Task brief:
Determine the number of lines holding the word "JSON"; answer with that number only.

Exercise data:
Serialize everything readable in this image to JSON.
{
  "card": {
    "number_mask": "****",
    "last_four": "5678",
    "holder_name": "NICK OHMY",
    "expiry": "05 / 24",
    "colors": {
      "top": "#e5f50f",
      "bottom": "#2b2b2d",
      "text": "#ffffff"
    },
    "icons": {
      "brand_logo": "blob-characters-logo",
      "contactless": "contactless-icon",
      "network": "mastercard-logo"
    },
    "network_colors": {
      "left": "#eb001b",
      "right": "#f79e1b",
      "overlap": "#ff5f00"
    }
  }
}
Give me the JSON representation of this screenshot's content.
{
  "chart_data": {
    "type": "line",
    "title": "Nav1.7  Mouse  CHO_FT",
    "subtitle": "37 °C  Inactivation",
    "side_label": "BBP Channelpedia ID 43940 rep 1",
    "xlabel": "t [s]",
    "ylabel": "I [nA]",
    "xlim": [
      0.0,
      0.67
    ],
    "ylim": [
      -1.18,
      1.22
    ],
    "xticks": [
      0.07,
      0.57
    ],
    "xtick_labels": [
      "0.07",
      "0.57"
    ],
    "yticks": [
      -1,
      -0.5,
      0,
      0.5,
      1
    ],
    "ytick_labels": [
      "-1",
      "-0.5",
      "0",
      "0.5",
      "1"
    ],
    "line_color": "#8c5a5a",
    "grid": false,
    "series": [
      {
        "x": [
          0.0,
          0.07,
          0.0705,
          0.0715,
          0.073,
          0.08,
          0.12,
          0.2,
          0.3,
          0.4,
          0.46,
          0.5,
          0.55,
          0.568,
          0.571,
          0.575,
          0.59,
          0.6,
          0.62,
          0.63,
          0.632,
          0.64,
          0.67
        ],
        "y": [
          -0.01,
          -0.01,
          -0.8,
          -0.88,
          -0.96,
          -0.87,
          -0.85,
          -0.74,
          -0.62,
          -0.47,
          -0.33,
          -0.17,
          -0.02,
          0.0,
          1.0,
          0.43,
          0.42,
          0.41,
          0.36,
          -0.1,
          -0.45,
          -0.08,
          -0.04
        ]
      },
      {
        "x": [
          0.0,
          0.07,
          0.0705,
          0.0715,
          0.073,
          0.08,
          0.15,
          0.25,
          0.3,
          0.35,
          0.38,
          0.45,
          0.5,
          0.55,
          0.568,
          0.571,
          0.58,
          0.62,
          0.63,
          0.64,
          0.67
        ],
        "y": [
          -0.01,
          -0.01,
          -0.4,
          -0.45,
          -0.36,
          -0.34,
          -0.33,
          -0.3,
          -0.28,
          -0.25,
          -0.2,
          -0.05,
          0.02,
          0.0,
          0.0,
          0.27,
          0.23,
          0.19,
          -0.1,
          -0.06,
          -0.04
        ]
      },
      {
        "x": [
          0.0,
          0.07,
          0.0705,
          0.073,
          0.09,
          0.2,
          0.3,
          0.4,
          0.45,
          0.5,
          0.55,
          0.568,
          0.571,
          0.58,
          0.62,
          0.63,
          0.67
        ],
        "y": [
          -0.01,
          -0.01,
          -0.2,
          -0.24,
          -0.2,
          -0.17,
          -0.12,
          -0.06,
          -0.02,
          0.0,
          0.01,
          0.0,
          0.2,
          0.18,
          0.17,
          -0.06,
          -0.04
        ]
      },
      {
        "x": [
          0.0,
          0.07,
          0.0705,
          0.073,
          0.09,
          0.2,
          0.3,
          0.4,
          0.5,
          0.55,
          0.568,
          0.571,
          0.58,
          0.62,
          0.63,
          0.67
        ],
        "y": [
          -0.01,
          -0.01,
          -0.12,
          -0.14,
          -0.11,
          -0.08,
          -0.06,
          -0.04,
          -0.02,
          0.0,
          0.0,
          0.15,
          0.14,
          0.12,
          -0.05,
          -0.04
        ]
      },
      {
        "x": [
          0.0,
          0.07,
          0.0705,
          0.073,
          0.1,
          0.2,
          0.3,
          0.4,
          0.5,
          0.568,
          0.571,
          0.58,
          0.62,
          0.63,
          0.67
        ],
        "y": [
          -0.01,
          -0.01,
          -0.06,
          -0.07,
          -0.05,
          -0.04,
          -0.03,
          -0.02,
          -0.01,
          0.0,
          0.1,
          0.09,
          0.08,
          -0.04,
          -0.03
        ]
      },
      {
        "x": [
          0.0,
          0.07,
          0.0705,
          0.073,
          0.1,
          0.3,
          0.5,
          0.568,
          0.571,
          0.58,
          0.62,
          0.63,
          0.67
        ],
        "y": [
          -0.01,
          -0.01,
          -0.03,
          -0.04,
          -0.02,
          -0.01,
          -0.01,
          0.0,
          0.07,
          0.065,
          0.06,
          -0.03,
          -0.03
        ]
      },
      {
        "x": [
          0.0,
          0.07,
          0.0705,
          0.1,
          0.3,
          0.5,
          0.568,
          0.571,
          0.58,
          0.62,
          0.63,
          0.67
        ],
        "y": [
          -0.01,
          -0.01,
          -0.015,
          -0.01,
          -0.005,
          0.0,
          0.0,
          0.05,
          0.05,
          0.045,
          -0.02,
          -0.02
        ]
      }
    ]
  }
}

Written solution:
2